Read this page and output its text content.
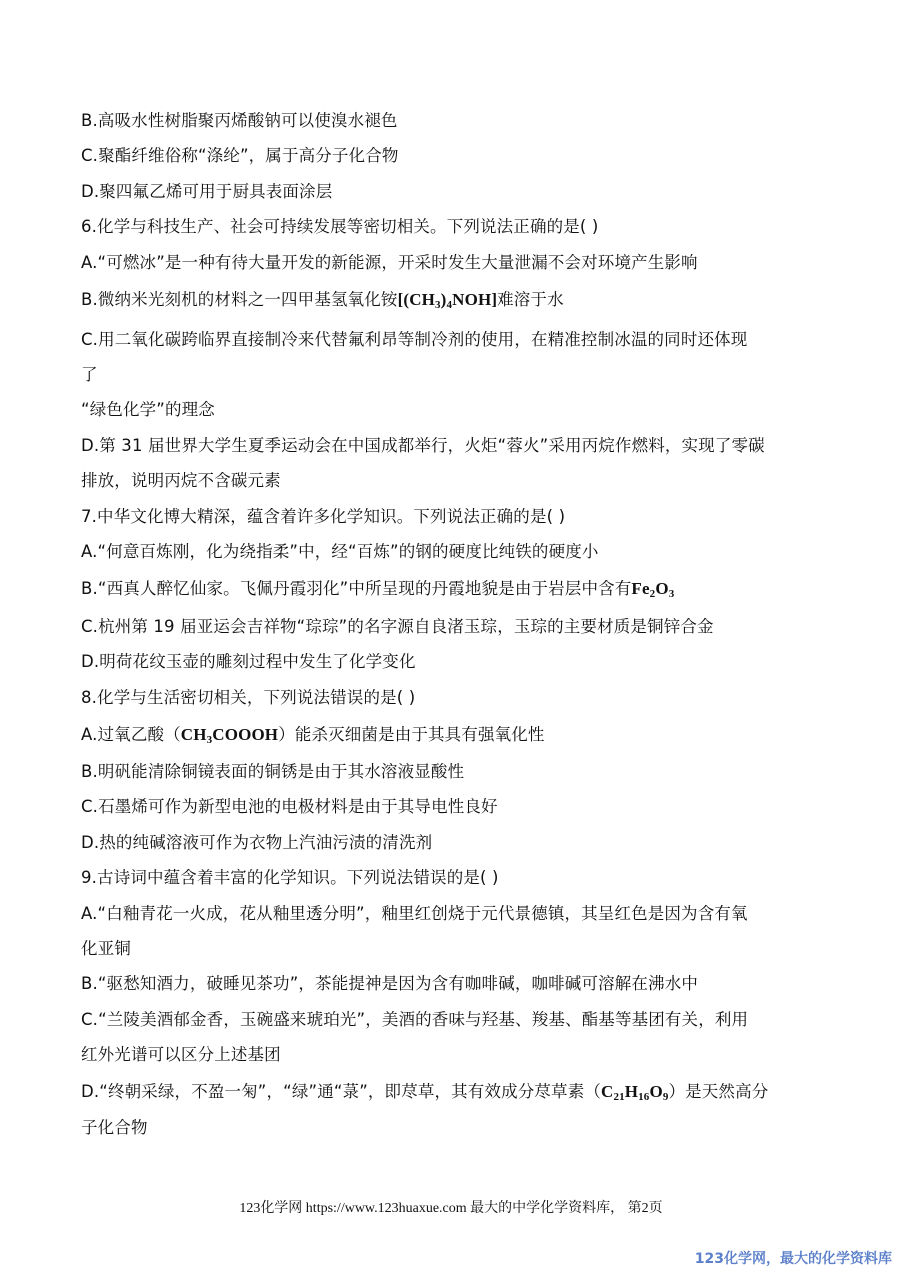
B.高吸水性树脂聚丙烯酸钠可以使溴水褪色
C.聚酯纤维俗称“涤纶”，属于高分子化合物
D.聚四氟乙烯可用于厨具表面涂层
6.化学与科技生产、社会可持续发展等密切相关。下列说法正确的是( )
A.“可燃冰”是一种有待大量开发的新能源，开采时发生大量泄漏不会对环境产生影响
B.微纳米光刻机的材料之一四甲基氢氧化铵$[(CH_3)_4NOH]$难溶于水
C.用二氧化碳跨临界直接制冷来代替氟利昂等制冷剂的使用，在精准控制冰温的同时还体现
了
“绿色化学”的理念
D.第 31 届世界大学生夏季运动会在中国成都举行，火炬“蓉火”采用丙烷作燃料，实现了零碳
排放，说明丙烷不含碳元素
7.中华文化博大精深，蕴含着许多化学知识。下列说法正确的是( )
A.“何意百炼刚，化为绕指柔”中，经“百炼”的钢的硬度比纯铁的硬度小
B.“西真人醉忆仙家。飞佩丹霞羽化”中所呈现的丹霞地貌是由于岩层中含有$Fe_2O_3$
C.杭州第 19 届亚运会吉祥物“琮琮”的名字源自良渚玉琮，玉琮的主要材质是铜锌合金
D.明荷花纹玉壶的雕刻过程中发生了化学变化
8.化学与生活密切相关，下列说法错误的是( )
A.过氧乙酸$(CH_3COOOH)$能杀灭细菌是由于其具有强氧化性
B.明矾能清除铜镜表面的铜锈是由于其水溶液显酸性
C.石墨烯可作为新型电池的电极材料是由于其导电性良好
D.热的纯碱溶液可作为衣物上汽油污渍的清洗剂
9.古诗词中蕴含着丰富的化学知识。下列说法错误的是( )
A.“白釉青花一火成，花从釉里透分明”，釉里红创烧于元代景德镇，其呈红色是因为含有氧
化亚铜
B.“驱愁知酒力，破睡见茶功”，茶能提神是因为含有咖啡碱，咖啡碱可溶解在沸水中
C.“兰陵美酒郁金香，玉碗盛来琥珀光”，美酒的香味与羟基、羧基、酯基等基团有关，利用
红外光谱可以区分上述基团
D.“终朝采绿，不盈一匊”，“绿”通“菉”，即荩草，其有效成分荩草素$(C_{21}H_{16}O_9)$是天然高分
子化合物
123化学网 https://www.123huaxue.com 最大的中学化学资料库， 第2页
123化学网，最大的化学资料库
========
What the task asks = Reproduce the entries above exactly. Do not include the images.

Written answer =
Read this page and output its text content.
B.高吸水性树脂聚丙烯酸钠可以使溴水褪色
C.聚酯纤维俗称“涤纶”，属于高分子化合物
D.聚四氟乙烯可用于厨具表面涂层
6.化学与科技生产、社会可持续发展等密切相关。下列说法正确的是( )
A.“可燃冰”是一种有待大量开发的新能源，开采时发生大量泄漏不会对环境产生影响
B.微纳米光刻机的材料之一四甲基氢氧化铵$[(CH_3)_4NOH]$难溶于水
C.用二氧化碳跨临界直接制冷来代替氟利昂等制冷剂的使用，在精准控制冰温的同时还体现
了
“绿色化学”的理念
D.第 31 届世界大学生夏季运动会在中国成都举行，火炬“蓉火”采用丙烷作燃料，实现了零碳
排放，说明丙烷不含碳元素
7.中华文化博大精深，蕴含着许多化学知识。下列说法正确的是( )
A.“何意百炼刚，化为绕指柔”中，经“百炼”的钢的硬度比纯铁的硬度小
B.“西真人醉忆仙家。飞佩丹霞羽化”中所呈现的丹霞地貌是由于岩层中含有$Fe_2O_3$
C.杭州第 19 届亚运会吉祥物“琮琮”的名字源自良渚玉琮，玉琮的主要材质是铜锌合金
D.明荷花纹玉壶的雕刻过程中发生了化学变化
8.化学与生活密切相关，下列说法错误的是( )
A.过氧乙酸$(CH_3COOOH)$能杀灭细菌是由于其具有强氧化性
B.明矾能清除铜镜表面的铜锈是由于其水溶液显酸性
C.石墨烯可作为新型电池的电极材料是由于其导电性良好
D.热的纯碱溶液可作为衣物上汽油污渍的清洗剂
9.古诗词中蕴含着丰富的化学知识。下列说法错误的是( )
A.“白釉青花一火成，花从釉里透分明”，釉里红创烧于元代景德镇，其呈红色是因为含有氧
化亚铜
B.“驱愁知酒力，破睡见茶功”，茶能提神是因为含有咖啡碱，咖啡碱可溶解在沸水中
C.“兰陵美酒郁金香，玉碗盛来琥珀光”，美酒的香味与羟基、羧基、酯基等基团有关，利用
红外光谱可以区分上述基团
D.“终朝采绿，不盈一匊”，“绿”通“菉”，即荩草，其有效成分荩草素$(C_{21}H_{16}O_9)$是天然高分
子化合物
123化学网 https://www.123huaxue.com 最大的中学化学资料库， 第2页
123化学网，最大的化学资料库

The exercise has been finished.